GIVEN INSTRUCTION: Write out the records below word for word, please.
:::
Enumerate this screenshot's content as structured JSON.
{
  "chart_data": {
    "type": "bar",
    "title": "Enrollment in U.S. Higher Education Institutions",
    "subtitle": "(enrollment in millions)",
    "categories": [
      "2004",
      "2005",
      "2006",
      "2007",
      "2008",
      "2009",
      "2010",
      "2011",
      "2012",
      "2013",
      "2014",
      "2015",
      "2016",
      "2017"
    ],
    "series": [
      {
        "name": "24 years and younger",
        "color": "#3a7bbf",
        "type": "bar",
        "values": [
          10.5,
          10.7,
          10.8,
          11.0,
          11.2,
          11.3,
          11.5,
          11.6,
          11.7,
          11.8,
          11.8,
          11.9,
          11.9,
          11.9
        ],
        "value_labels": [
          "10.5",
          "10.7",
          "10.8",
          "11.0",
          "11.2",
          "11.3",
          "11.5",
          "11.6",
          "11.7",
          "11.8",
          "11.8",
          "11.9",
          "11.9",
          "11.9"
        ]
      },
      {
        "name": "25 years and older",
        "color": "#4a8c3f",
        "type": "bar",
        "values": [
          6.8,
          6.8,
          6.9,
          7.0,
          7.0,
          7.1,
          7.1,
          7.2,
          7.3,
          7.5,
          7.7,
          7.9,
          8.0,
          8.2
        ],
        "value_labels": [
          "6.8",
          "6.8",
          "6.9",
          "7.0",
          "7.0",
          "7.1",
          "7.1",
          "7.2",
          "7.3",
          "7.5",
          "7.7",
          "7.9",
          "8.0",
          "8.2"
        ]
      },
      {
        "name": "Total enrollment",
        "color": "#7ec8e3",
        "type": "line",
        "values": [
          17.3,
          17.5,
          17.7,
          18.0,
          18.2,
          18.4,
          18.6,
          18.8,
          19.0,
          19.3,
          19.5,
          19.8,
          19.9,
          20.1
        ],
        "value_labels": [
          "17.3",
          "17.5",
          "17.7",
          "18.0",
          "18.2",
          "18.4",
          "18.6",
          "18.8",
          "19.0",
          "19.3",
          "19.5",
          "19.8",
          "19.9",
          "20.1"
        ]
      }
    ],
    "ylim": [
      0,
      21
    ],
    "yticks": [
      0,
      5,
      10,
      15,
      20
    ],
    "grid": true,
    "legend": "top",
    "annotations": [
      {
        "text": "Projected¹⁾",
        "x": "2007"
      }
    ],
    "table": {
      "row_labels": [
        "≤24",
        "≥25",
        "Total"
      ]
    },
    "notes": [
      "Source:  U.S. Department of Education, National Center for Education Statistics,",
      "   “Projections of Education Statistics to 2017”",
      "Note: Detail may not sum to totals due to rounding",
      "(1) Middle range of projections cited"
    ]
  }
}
:::
SOLUTION FOR THIS PROBLEM:
Enumerate this screenshot's content as structured JSON.
{
  "chart_data": {
    "type": "bar",
    "title": "Enrollment in U.S. Higher Education Institutions",
    "subtitle": "(enrollment in millions)",
    "categories": [
      "2004",
      "2005",
      "2006",
      "2007",
      "2008",
      "2009",
      "2010",
      "2011",
      "2012",
      "2013",
      "2014",
      "2015",
      "2016",
      "2017"
    ],
    "series": [
      {
        "name": "24 years and younger",
        "color": "#3a7bbf",
        "type": "bar",
        "values": [
          10.5,
          10.7,
          10.8,
          11.0,
          11.2,
          11.3,
          11.5,
          11.6,
          11.7,
          11.8,
          11.8,
          11.9,
          11.9,
          11.9
        ],
        "value_labels": [
          "10.5",
          "10.7",
          "10.8",
          "11.0",
          "11.2",
          "11.3",
          "11.5",
          "11.6",
          "11.7",
          "11.8",
          "11.8",
          "11.9",
          "11.9",
          "11.9"
        ]
      },
      {
        "name": "25 years and older",
        "color": "#4a8c3f",
        "type": "bar",
        "values": [
          6.8,
          6.8,
          6.9,
          7.0,
          7.0,
          7.1,
          7.1,
          7.2,
          7.3,
          7.5,
          7.7,
          7.9,
          8.0,
          8.2
        ],
        "value_labels": [
          "6.8",
          "6.8",
          "6.9",
          "7.0",
          "7.0",
          "7.1",
          "7.1",
          "7.2",
          "7.3",
          "7.5",
          "7.7",
          "7.9",
          "8.0",
          "8.2"
        ]
      },
      {
        "name": "Total enrollment",
        "color": "#7ec8e3",
        "type": "line",
        "values": [
          17.3,
          17.5,
          17.7,
          18.0,
          18.2,
          18.4,
          18.6,
          18.8,
          19.0,
          19.3,
          19.5,
          19.8,
          19.9,
          20.1
        ],
        "value_labels": [
          "17.3",
          "17.5",
          "17.7",
          "18.0",
          "18.2",
          "18.4",
          "18.6",
          "18.8",
          "19.0",
          "19.3",
          "19.5",
          "19.8",
          "19.9",
          "20.1"
        ]
      }
    ],
    "ylim": [
      0,
      21
    ],
    "yticks": [
      0,
      5,
      10,
      15,
      20
    ],
    "grid": true,
    "legend": "top",
    "annotations": [
      {
        "text": "Projected¹⁾",
        "x": "2007"
      }
    ],
    "table": {
      "row_labels": [
        "≤24",
        "≥25",
        "Total"
      ]
    },
    "notes": [
      "Source:  U.S. Department of Education, National Center for Education Statistics,",
      "   “Projections of Education Statistics to 2017”",
      "Note: Detail may not sum to totals due to rounding",
      "(1) Middle range of projections cited"
    ]
  }
}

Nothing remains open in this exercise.